- **Short exercise**:
Retype all the records with nothing changed.

Chart and figure data
_ _ _ _ _

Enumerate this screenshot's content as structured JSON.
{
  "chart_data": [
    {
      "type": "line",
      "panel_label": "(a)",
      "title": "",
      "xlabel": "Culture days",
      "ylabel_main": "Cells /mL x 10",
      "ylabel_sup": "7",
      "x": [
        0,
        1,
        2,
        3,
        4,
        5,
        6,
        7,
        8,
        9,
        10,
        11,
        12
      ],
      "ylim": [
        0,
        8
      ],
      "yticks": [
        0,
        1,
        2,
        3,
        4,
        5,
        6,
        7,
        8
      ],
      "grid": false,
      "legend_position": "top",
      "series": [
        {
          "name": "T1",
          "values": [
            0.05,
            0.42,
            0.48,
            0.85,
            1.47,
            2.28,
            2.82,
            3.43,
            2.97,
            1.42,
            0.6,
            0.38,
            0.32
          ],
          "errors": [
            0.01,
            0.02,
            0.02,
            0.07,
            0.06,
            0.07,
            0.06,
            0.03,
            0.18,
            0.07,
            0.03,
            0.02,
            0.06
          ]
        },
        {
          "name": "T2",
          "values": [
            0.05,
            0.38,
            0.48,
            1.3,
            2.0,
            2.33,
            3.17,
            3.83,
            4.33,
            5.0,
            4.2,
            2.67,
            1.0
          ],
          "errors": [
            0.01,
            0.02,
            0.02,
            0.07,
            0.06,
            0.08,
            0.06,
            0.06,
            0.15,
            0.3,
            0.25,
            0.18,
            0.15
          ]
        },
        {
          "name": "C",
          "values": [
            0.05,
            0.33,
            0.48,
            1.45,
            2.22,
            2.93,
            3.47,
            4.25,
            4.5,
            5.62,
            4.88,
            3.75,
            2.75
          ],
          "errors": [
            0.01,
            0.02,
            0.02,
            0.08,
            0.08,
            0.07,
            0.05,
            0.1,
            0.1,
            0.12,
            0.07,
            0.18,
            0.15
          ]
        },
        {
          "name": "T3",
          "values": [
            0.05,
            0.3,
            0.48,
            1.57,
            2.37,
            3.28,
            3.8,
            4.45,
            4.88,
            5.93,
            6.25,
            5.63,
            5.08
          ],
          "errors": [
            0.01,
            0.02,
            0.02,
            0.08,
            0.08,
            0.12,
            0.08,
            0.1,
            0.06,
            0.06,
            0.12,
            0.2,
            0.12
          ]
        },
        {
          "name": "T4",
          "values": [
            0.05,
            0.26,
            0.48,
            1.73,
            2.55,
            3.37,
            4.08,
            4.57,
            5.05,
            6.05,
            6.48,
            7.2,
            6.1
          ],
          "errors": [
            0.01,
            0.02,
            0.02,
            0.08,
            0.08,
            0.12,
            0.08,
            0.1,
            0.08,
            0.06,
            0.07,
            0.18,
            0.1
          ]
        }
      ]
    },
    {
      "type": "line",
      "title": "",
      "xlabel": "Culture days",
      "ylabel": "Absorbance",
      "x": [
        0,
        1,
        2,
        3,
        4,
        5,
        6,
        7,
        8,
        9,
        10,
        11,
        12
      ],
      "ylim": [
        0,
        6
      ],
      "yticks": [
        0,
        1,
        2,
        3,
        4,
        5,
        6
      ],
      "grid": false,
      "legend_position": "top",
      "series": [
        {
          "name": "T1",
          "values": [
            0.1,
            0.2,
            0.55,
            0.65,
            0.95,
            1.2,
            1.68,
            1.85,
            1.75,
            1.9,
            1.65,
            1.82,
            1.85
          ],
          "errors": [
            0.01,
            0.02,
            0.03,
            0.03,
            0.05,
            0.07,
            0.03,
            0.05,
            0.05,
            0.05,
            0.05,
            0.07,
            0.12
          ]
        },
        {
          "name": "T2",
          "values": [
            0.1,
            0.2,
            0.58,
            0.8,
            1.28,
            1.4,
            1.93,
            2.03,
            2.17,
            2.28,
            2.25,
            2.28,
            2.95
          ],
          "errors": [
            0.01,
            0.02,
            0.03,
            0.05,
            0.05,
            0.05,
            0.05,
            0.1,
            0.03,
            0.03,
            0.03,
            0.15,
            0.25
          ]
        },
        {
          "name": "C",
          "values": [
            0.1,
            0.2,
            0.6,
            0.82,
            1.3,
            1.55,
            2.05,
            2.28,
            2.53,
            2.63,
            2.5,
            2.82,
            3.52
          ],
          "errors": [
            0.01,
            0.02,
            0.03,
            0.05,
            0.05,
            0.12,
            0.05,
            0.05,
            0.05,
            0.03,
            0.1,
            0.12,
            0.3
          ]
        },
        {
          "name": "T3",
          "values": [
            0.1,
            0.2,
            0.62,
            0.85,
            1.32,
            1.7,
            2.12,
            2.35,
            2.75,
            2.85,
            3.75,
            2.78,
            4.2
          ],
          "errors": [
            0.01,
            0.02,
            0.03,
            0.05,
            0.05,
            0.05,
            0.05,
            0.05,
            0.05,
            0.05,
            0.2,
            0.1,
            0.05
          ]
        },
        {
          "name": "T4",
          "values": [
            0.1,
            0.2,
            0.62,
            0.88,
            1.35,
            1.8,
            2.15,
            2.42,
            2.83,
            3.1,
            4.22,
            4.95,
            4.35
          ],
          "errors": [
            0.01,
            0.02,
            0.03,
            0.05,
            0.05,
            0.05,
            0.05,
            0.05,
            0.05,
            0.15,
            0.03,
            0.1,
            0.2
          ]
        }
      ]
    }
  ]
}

_ _ _ _ _

- **Correct response**:
Enumerate this screenshot's content as structured JSON.
{
  "chart_data": [
    {
      "type": "line",
      "panel_label": "(a)",
      "title": "",
      "xlabel": "Culture days",
      "ylabel_main": "Cells /mL x 10",
      "ylabel_sup": "7",
      "x": [
        0,
        1,
        2,
        3,
        4,
        5,
        6,
        7,
        8,
        9,
        10,
        11,
        12
      ],
      "ylim": [
        0,
        8
      ],
      "yticks": [
        0,
        1,
        2,
        3,
        4,
        5,
        6,
        7,
        8
      ],
      "grid": false,
      "legend_position": "top",
      "series": [
        {
          "name": "T1",
          "values": [
            0.05,
            0.42,
            0.48,
            0.85,
            1.47,
            2.28,
            2.82,
            3.43,
            2.97,
            1.42,
            0.6,
            0.38,
            0.32
          ],
          "errors": [
            0.01,
            0.02,
            0.02,
            0.07,
            0.06,
            0.07,
            0.06,
            0.03,
            0.18,
            0.07,
            0.03,
            0.02,
            0.06
          ]
        },
        {
          "name": "T2",
          "values": [
            0.05,
            0.38,
            0.48,
            1.3,
            2.0,
            2.33,
            3.17,
            3.83,
            4.33,
            5.0,
            4.2,
            2.67,
            1.0
          ],
          "errors": [
            0.01,
            0.02,
            0.02,
            0.07,
            0.06,
            0.08,
            0.06,
            0.06,
            0.15,
            0.3,
            0.25,
            0.18,
            0.15
          ]
        },
        {
          "name": "C",
          "values": [
            0.05,
            0.33,
            0.48,
            1.45,
            2.22,
            2.93,
            3.47,
            4.25,
            4.5,
            5.62,
            4.88,
            3.75,
            2.75
          ],
          "errors": [
            0.01,
            0.02,
            0.02,
            0.08,
            0.08,
            0.07,
            0.05,
            0.1,
            0.1,
            0.12,
            0.07,
            0.18,
            0.15
          ]
        },
        {
          "name": "T3",
          "values": [
            0.05,
            0.3,
            0.48,
            1.57,
            2.37,
            3.28,
            3.8,
            4.45,
            4.88,
            5.93,
            6.25,
            5.63,
            5.08
          ],
          "errors": [
            0.01,
            0.02,
            0.02,
            0.08,
            0.08,
            0.12,
            0.08,
            0.1,
            0.06,
            0.06,
            0.12,
            0.2,
            0.12
          ]
        },
        {
          "name": "T4",
          "values": [
            0.05,
            0.26,
            0.48,
            1.73,
            2.55,
            3.37,
            4.08,
            4.57,
            5.05,
            6.05,
            6.48,
            7.2,
            6.1
          ],
          "errors": [
            0.01,
            0.02,
            0.02,
            0.08,
            0.08,
            0.12,
            0.08,
            0.1,
            0.08,
            0.06,
            0.07,
            0.18,
            0.1
          ]
        }
      ]
    },
    {
      "type": "line",
      "title": "",
      "xlabel": "Culture days",
      "ylabel": "Absorbance",
      "x": [
        0,
        1,
        2,
        3,
        4,
        5,
        6,
        7,
        8,
        9,
        10,
        11,
        12
      ],
      "ylim": [
        0,
        6
      ],
      "yticks": [
        0,
        1,
        2,
        3,
        4,
        5,
        6
      ],
      "grid": false,
      "legend_position": "top",
      "series": [
        {
          "name": "T1",
          "values": [
            0.1,
            0.2,
            0.55,
            0.65,
            0.95,
            1.2,
            1.68,
            1.85,
            1.75,
            1.9,
            1.65,
            1.82,
            1.85
          ],
          "errors": [
            0.01,
            0.02,
            0.03,
            0.03,
            0.05,
            0.07,
            0.03,
            0.05,
            0.05,
            0.05,
            0.05,
            0.07,
            0.12
          ]
        },
        {
          "name": "T2",
          "values": [
            0.1,
            0.2,
            0.58,
            0.8,
            1.28,
            1.4,
            1.93,
            2.03,
            2.17,
            2.28,
            2.25,
            2.28,
            2.95
          ],
          "errors": [
            0.01,
            0.02,
            0.03,
            0.05,
            0.05,
            0.05,
            0.05,
            0.1,
            0.03,
            0.03,
            0.03,
            0.15,
            0.25
          ]
        },
        {
          "name": "C",
          "values": [
            0.1,
            0.2,
            0.6,
            0.82,
            1.3,
            1.55,
            2.05,
            2.28,
            2.53,
            2.63,
            2.5,
            2.82,
            3.52
          ],
          "errors": [
            0.01,
            0.02,
            0.03,
            0.05,
            0.05,
            0.12,
            0.05,
            0.05,
            0.05,
            0.03,
            0.1,
            0.12,
            0.3
          ]
        },
        {
          "name": "T3",
          "values": [
            0.1,
            0.2,
            0.62,
            0.85,
            1.32,
            1.7,
            2.12,
            2.35,
            2.75,
            2.85,
            3.75,
            2.78,
            4.2
          ],
          "errors": [
            0.01,
            0.02,
            0.03,
            0.05,
            0.05,
            0.05,
            0.05,
            0.05,
            0.05,
            0.05,
            0.2,
            0.1,
            0.05
          ]
        },
        {
          "name": "T4",
          "values": [
            0.1,
            0.2,
            0.62,
            0.88,
            1.35,
            1.8,
            2.15,
            2.42,
            2.83,
            3.1,
            4.22,
            4.95,
            4.35
          ],
          "errors": [
            0.01,
            0.02,
            0.03,
            0.05,
            0.05,
            0.05,
            0.05,
            0.05,
            0.05,
            0.15,
            0.03,
            0.1,
            0.2
          ]
        }
      ]
    }
  ]
}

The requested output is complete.